* Job
Without the pictures, write out all the lines below exactly as they appear.

* Provided records
--- start ---
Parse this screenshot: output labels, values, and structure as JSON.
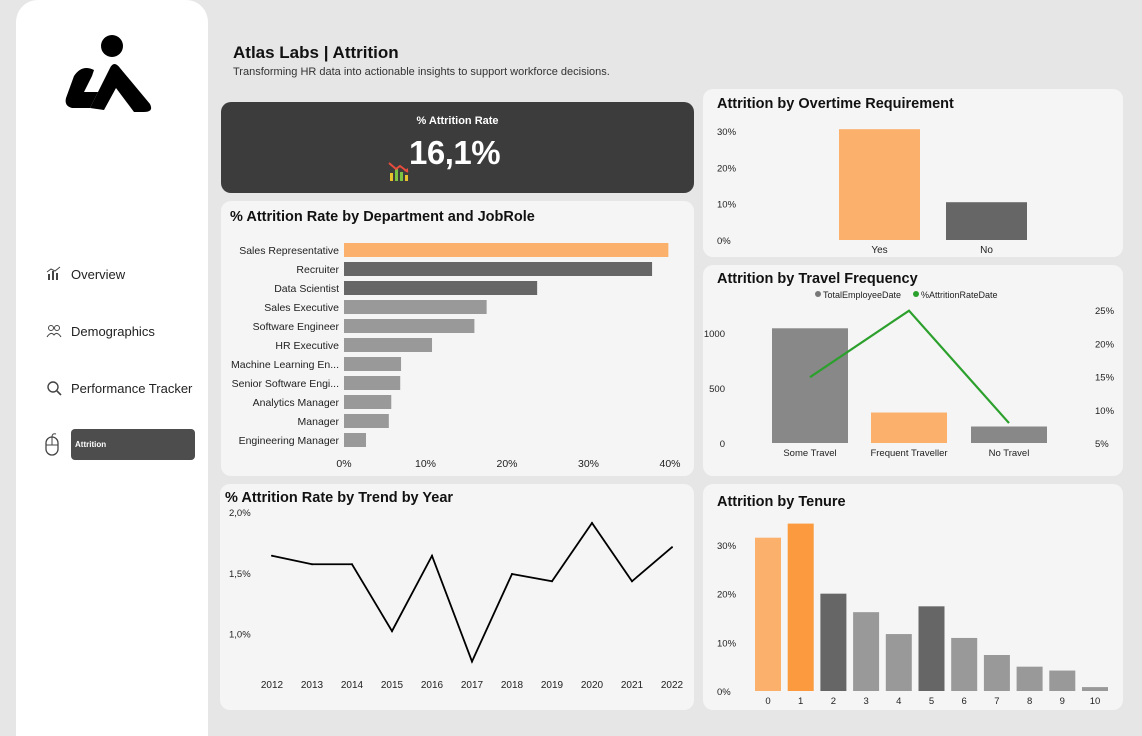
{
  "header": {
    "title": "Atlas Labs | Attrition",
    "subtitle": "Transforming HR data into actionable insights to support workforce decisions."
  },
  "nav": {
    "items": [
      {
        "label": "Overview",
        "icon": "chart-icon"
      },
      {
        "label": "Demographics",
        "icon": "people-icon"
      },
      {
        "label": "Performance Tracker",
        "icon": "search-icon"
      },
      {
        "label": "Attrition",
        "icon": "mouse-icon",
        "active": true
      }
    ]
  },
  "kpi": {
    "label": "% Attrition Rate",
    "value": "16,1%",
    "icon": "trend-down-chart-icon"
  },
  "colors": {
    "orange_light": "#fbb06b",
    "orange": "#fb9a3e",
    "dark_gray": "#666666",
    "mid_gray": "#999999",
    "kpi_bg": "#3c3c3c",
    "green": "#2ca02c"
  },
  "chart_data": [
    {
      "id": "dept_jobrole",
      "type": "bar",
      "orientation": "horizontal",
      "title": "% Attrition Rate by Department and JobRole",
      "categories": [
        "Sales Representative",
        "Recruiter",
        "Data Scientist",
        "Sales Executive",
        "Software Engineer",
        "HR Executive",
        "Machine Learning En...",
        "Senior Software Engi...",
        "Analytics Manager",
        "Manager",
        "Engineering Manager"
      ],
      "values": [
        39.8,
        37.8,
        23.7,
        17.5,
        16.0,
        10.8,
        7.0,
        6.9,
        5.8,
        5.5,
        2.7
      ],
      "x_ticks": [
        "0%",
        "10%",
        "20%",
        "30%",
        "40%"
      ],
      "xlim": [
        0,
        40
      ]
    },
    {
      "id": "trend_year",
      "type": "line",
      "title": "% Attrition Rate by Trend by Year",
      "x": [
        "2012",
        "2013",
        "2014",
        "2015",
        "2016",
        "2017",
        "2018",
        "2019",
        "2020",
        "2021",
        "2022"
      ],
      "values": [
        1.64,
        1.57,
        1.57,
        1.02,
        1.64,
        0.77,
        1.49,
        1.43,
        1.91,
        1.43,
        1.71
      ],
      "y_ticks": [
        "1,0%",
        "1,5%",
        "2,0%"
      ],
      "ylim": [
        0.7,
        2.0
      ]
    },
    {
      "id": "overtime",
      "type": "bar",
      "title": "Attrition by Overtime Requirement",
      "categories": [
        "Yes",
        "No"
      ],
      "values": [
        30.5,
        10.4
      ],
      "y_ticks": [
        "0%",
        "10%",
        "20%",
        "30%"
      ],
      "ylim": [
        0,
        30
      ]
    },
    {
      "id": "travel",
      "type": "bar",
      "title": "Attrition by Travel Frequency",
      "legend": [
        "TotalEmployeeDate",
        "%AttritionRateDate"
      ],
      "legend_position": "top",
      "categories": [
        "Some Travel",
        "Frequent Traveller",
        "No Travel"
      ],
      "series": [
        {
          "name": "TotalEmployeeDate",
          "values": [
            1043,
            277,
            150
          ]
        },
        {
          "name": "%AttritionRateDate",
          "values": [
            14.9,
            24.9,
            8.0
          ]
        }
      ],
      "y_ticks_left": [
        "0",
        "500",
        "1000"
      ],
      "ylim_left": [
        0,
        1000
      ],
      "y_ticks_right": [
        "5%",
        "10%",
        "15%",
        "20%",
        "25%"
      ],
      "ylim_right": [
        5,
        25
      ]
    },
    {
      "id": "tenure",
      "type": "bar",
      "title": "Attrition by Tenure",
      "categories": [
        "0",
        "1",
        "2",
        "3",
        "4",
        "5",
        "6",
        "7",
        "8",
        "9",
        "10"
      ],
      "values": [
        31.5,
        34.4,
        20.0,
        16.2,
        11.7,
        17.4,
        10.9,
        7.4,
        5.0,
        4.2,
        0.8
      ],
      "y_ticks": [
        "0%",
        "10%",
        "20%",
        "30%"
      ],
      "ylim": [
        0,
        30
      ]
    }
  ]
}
--- end ---
* Task solution
Parse this screenshot: output labels, values, and structure as JSON.
{
  "header": {
    "title": "Atlas Labs | Attrition",
    "subtitle": "Transforming HR data into actionable insights to support workforce decisions."
  },
  "nav": {
    "items": [
      {
        "label": "Overview",
        "icon": "chart-icon"
      },
      {
        "label": "Demographics",
        "icon": "people-icon"
      },
      {
        "label": "Performance Tracker",
        "icon": "search-icon"
      },
      {
        "label": "Attrition",
        "icon": "mouse-icon",
        "active": true
      }
    ]
  },
  "kpi": {
    "label": "% Attrition Rate",
    "value": "16,1%",
    "icon": "trend-down-chart-icon"
  },
  "colors": {
    "orange_light": "#fbb06b",
    "orange": "#fb9a3e",
    "dark_gray": "#666666",
    "mid_gray": "#999999",
    "kpi_bg": "#3c3c3c",
    "green": "#2ca02c"
  },
  "chart_data": [
    {
      "id": "dept_jobrole",
      "type": "bar",
      "orientation": "horizontal",
      "title": "% Attrition Rate by Department and JobRole",
      "categories": [
        "Sales Representative",
        "Recruiter",
        "Data Scientist",
        "Sales Executive",
        "Software Engineer",
        "HR Executive",
        "Machine Learning En...",
        "Senior Software Engi...",
        "Analytics Manager",
        "Manager",
        "Engineering Manager"
      ],
      "values": [
        39.8,
        37.8,
        23.7,
        17.5,
        16.0,
        10.8,
        7.0,
        6.9,
        5.8,
        5.5,
        2.7
      ],
      "x_ticks": [
        "0%",
        "10%",
        "20%",
        "30%",
        "40%"
      ],
      "xlim": [
        0,
        40
      ]
    },
    {
      "id": "trend_year",
      "type": "line",
      "title": "% Attrition Rate by Trend by Year",
      "x": [
        "2012",
        "2013",
        "2014",
        "2015",
        "2016",
        "2017",
        "2018",
        "2019",
        "2020",
        "2021",
        "2022"
      ],
      "values": [
        1.64,
        1.57,
        1.57,
        1.02,
        1.64,
        0.77,
        1.49,
        1.43,
        1.91,
        1.43,
        1.71
      ],
      "y_ticks": [
        "1,0%",
        "1,5%",
        "2,0%"
      ],
      "ylim": [
        0.7,
        2.0
      ]
    },
    {
      "id": "overtime",
      "type": "bar",
      "title": "Attrition by Overtime Requirement",
      "categories": [
        "Yes",
        "No"
      ],
      "values": [
        30.5,
        10.4
      ],
      "y_ticks": [
        "0%",
        "10%",
        "20%",
        "30%"
      ],
      "ylim": [
        0,
        30
      ]
    },
    {
      "id": "travel",
      "type": "bar",
      "title": "Attrition by Travel Frequency",
      "legend": [
        "TotalEmployeeDate",
        "%AttritionRateDate"
      ],
      "legend_position": "top",
      "categories": [
        "Some Travel",
        "Frequent Traveller",
        "No Travel"
      ],
      "series": [
        {
          "name": "TotalEmployeeDate",
          "values": [
            1043,
            277,
            150
          ]
        },
        {
          "name": "%AttritionRateDate",
          "values": [
            14.9,
            24.9,
            8.0
          ]
        }
      ],
      "y_ticks_left": [
        "0",
        "500",
        "1000"
      ],
      "ylim_left": [
        0,
        1000
      ],
      "y_ticks_right": [
        "5%",
        "10%",
        "15%",
        "20%",
        "25%"
      ],
      "ylim_right": [
        5,
        25
      ]
    },
    {
      "id": "tenure",
      "type": "bar",
      "title": "Attrition by Tenure",
      "categories": [
        "0",
        "1",
        "2",
        "3",
        "4",
        "5",
        "6",
        "7",
        "8",
        "9",
        "10"
      ],
      "values": [
        31.5,
        34.4,
        20.0,
        16.2,
        11.7,
        17.4,
        10.9,
        7.4,
        5.0,
        4.2,
        0.8
      ],
      "y_ticks": [
        "0%",
        "10%",
        "20%",
        "30%"
      ],
      "ylim": [
        0,
        30
      ]
    }
  ]
}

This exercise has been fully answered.